Entries provided:
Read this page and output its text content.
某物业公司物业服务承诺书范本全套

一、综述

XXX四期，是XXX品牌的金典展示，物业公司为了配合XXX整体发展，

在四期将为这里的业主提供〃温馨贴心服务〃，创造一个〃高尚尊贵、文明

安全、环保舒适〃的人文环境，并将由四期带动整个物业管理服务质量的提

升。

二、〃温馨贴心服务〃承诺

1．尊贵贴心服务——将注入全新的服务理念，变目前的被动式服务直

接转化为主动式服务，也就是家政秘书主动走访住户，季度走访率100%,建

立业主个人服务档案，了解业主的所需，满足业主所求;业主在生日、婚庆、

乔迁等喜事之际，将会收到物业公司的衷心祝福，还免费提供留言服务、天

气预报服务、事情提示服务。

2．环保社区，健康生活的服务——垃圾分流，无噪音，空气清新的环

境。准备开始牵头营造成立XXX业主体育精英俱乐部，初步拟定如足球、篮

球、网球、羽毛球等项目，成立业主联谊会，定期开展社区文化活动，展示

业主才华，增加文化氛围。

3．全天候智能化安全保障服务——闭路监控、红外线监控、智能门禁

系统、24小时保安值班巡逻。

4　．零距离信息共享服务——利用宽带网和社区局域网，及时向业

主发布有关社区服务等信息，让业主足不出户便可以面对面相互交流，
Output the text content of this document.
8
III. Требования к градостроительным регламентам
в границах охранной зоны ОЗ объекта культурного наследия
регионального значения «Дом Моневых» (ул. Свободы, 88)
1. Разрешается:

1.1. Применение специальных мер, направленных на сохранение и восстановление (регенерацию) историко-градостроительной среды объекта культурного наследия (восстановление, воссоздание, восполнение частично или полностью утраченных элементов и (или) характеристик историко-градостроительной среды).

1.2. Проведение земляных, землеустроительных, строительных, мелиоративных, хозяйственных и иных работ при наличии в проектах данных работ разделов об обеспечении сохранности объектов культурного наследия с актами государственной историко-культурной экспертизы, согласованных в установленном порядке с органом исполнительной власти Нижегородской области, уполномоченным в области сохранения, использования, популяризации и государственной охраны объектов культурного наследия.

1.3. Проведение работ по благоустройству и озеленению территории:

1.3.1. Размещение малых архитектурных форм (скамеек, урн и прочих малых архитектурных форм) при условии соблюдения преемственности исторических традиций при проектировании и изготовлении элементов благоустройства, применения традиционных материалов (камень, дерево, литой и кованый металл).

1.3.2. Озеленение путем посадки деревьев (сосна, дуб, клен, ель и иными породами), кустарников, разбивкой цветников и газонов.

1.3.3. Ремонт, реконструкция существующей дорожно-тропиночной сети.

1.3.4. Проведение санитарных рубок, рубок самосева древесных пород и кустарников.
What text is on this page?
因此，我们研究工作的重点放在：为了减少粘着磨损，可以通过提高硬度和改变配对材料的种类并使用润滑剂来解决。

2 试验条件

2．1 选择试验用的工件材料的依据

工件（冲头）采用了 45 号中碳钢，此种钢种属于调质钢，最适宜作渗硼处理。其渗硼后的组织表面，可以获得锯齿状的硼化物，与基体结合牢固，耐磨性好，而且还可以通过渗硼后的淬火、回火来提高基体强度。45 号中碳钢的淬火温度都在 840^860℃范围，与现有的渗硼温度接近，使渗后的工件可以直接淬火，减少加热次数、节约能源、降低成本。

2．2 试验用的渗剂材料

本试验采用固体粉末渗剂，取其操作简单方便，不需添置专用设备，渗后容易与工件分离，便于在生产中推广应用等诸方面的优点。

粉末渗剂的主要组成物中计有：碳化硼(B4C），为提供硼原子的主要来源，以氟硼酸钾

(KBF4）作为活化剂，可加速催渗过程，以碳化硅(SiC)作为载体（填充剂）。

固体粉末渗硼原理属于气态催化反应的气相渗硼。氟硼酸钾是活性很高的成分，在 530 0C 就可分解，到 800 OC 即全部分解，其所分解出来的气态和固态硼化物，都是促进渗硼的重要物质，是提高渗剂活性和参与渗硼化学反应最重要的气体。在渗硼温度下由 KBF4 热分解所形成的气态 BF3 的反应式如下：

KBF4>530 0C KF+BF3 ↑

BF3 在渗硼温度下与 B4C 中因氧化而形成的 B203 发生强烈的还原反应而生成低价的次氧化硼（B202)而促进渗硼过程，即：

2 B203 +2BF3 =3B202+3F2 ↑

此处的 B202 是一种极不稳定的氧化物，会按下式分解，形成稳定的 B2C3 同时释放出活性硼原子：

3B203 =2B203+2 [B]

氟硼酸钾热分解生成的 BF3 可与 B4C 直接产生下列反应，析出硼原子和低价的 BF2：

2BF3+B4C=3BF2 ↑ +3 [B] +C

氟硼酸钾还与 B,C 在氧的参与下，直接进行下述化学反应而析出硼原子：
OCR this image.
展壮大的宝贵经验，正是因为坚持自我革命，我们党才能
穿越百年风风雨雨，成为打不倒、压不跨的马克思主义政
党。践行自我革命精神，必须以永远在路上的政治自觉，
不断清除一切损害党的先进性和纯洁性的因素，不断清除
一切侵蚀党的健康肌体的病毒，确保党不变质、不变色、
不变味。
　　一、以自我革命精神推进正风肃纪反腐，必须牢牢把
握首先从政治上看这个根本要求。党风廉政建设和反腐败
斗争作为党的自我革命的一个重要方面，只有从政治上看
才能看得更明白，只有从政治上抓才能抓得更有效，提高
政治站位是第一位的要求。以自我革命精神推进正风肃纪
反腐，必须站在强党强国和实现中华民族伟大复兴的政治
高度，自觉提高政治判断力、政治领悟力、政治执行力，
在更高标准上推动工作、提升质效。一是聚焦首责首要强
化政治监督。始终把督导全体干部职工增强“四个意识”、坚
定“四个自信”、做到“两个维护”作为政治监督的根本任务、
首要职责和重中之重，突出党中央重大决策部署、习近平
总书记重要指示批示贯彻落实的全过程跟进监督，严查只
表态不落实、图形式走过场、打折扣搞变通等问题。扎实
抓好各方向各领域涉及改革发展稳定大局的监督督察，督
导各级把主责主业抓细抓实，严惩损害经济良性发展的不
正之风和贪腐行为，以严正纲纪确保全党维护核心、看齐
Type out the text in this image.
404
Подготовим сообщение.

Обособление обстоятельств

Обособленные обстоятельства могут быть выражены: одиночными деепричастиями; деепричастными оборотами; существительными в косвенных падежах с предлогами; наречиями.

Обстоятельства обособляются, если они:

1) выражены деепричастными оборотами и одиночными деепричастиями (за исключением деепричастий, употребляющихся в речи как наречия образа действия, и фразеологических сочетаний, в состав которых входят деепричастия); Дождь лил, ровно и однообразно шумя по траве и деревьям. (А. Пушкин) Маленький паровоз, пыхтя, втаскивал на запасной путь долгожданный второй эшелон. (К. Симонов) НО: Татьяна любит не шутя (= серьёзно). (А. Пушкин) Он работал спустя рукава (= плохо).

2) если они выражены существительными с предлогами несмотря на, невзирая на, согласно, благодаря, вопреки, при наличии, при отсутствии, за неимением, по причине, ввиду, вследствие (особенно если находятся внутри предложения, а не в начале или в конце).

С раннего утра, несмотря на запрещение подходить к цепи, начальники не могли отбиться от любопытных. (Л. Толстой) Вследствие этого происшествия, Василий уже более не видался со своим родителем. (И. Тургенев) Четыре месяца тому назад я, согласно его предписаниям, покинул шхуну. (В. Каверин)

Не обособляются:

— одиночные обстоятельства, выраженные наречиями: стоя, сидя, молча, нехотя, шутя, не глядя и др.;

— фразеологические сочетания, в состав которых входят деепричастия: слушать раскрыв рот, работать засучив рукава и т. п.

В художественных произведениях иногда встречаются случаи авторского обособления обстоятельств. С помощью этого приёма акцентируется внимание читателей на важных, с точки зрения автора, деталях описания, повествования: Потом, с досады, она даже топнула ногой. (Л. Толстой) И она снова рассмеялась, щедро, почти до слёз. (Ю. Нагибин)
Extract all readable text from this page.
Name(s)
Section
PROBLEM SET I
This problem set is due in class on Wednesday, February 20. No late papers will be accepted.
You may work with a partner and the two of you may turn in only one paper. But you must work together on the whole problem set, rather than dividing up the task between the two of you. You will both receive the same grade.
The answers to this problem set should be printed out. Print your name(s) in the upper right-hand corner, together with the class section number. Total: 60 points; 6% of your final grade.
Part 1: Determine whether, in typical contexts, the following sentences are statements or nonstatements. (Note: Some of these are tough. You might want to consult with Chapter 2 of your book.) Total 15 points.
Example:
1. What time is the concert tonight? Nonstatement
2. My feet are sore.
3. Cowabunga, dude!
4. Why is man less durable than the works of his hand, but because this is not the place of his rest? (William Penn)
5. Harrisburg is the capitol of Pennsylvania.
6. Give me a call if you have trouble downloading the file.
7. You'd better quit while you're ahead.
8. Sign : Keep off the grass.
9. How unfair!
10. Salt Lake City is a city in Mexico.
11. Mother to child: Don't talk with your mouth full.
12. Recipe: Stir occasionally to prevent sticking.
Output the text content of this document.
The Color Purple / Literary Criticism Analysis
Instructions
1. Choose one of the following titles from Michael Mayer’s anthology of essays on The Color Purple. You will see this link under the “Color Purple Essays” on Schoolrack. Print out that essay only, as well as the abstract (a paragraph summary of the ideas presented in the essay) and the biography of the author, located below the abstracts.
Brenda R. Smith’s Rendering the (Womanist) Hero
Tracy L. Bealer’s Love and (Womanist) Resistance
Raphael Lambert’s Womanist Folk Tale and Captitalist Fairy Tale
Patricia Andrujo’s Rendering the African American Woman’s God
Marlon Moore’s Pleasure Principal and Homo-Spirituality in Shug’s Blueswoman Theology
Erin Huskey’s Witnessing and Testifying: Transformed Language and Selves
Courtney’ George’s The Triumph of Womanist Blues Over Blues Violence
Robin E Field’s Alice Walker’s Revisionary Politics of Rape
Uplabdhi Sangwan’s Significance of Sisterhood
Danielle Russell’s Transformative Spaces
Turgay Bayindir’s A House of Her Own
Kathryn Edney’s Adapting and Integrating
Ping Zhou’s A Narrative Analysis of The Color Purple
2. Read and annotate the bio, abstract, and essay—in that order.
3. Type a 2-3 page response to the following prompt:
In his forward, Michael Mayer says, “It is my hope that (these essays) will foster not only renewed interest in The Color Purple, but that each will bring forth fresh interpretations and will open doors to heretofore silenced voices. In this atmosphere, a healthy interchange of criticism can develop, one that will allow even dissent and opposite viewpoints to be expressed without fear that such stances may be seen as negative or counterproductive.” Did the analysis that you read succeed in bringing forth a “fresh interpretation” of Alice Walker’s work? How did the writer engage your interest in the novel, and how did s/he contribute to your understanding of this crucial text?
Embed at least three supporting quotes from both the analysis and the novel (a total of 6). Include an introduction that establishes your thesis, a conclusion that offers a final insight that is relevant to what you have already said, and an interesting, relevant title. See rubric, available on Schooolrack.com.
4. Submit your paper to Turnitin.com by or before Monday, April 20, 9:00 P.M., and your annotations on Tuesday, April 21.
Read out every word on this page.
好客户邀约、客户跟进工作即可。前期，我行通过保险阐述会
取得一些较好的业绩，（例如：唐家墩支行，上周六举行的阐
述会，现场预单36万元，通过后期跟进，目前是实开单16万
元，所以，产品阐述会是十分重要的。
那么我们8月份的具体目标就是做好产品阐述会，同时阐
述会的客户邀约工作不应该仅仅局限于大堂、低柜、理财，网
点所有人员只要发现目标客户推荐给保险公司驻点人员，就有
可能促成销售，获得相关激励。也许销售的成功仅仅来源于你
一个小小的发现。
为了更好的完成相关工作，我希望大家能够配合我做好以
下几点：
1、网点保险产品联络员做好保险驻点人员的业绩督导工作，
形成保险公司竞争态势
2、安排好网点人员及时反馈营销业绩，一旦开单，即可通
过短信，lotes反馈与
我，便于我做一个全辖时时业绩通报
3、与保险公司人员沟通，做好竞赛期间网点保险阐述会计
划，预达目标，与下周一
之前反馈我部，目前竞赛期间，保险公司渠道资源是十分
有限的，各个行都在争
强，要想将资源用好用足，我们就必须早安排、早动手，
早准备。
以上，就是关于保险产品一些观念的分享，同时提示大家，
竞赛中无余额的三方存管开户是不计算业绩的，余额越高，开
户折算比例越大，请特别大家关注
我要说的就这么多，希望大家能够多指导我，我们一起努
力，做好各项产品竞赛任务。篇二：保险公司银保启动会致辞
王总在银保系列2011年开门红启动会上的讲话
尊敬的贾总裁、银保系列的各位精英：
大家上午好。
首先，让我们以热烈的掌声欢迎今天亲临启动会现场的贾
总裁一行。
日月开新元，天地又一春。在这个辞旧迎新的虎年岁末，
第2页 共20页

Stated task: Report back each line of the entries that holds the string "from".

Expected answer:
Extract all readable text from this page.
1. Choose one of the following titles from Michael Mayer’s anthology of essays on The Color Purple. You will see this link under the “Color Purple Essays” on Schoolrack. Print out that essay only, as well as the abstract (a paragraph summary of the ideas presented in the essay) and the biography of the author, located below the abstracts.
Embed at least three supporting quotes from both the analysis and the novel (a total of 6). Include an introduction that establishes your thesis, a conclusion that offers a final insight that is relevant to what you have already said, and an interesting, relevant title. See rubric, available on Schooolrack.com.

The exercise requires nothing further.